REQUEST -
Can all of these lines be returned exactly?

EXCERPTED RECORDS -
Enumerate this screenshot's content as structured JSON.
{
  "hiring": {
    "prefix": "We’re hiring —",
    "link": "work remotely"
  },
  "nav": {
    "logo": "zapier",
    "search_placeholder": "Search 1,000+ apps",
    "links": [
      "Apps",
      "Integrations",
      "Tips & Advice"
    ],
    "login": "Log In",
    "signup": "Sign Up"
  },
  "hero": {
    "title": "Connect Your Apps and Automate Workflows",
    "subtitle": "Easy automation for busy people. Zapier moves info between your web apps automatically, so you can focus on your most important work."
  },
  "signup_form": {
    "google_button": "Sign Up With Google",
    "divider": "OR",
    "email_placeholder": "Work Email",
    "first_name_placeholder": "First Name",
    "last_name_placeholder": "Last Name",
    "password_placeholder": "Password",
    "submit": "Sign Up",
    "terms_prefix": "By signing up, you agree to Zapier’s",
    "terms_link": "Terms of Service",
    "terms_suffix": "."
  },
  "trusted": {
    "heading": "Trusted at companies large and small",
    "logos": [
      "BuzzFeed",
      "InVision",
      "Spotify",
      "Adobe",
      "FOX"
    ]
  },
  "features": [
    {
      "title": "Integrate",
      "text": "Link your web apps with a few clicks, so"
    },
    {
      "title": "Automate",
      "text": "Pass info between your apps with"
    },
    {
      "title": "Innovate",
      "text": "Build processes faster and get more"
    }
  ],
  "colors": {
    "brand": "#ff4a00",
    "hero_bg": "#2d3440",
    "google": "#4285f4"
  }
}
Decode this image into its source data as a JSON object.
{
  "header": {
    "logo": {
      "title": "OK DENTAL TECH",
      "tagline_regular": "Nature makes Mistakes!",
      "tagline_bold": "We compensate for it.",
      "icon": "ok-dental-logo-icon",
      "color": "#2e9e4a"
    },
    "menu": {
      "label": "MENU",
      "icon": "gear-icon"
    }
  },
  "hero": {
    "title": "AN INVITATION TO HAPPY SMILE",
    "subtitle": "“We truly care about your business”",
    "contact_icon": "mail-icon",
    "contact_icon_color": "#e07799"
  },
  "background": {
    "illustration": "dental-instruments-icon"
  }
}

EXPECTED OUTPUT -
Enumerate this screenshot's content as structured JSON.
{
  "hiring": {
    "prefix": "We’re hiring —",
    "link": "work remotely"
  },
  "nav": {
    "logo": "zapier",
    "search_placeholder": "Search 1,000+ apps",
    "links": [
      "Apps",
      "Integrations",
      "Tips & Advice"
    ],
    "login": "Log In",
    "signup": "Sign Up"
  },
  "hero": {
    "title": "Connect Your Apps and Automate Workflows",
    "subtitle": "Easy automation for busy people. Zapier moves info between your web apps automatically, so you can focus on your most important work."
  },
  "signup_form": {
    "google_button": "Sign Up With Google",
    "divider": "OR",
    "email_placeholder": "Work Email",
    "first_name_placeholder": "First Name",
    "last_name_placeholder": "Last Name",
    "password_placeholder": "Password",
    "submit": "Sign Up",
    "terms_prefix": "By signing up, you agree to Zapier’s",
    "terms_link": "Terms of Service",
    "terms_suffix": "."
  },
  "trusted": {
    "heading": "Trusted at companies large and small",
    "logos": [
      "BuzzFeed",
      "InVision",
      "Spotify",
      "Adobe",
      "FOX"
    ]
  },
  "features": [
    {
      "title": "Integrate",
      "text": "Link your web apps with a few clicks, so"
    },
    {
      "title": "Automate",
      "text": "Pass info between your apps with"
    },
    {
      "title": "Innovate",
      "text": "Build processes faster and get more"
    }
  ],
  "colors": {
    "brand": "#ff4a00",
    "hero_bg": "#2d3440",
    "google": "#4285f4"
  }
}
Decode this image into its source data as a JSON object.
{
  "header": {
    "logo": {
      "title": "OK DENTAL TECH",
      "tagline_regular": "Nature makes Mistakes!",
      "tagline_bold": "We compensate for it.",
      "icon": "ok-dental-logo-icon",
      "color": "#2e9e4a"
    },
    "menu": {
      "label": "MENU",
      "icon": "gear-icon"
    }
  },
  "hero": {
    "title": "AN INVITATION TO HAPPY SMILE",
    "subtitle": "“We truly care about your business”",
    "contact_icon": "mail-icon",
    "contact_icon_color": "#e07799"
  },
  "background": {
    "illustration": "dental-instruments-icon"
  }
}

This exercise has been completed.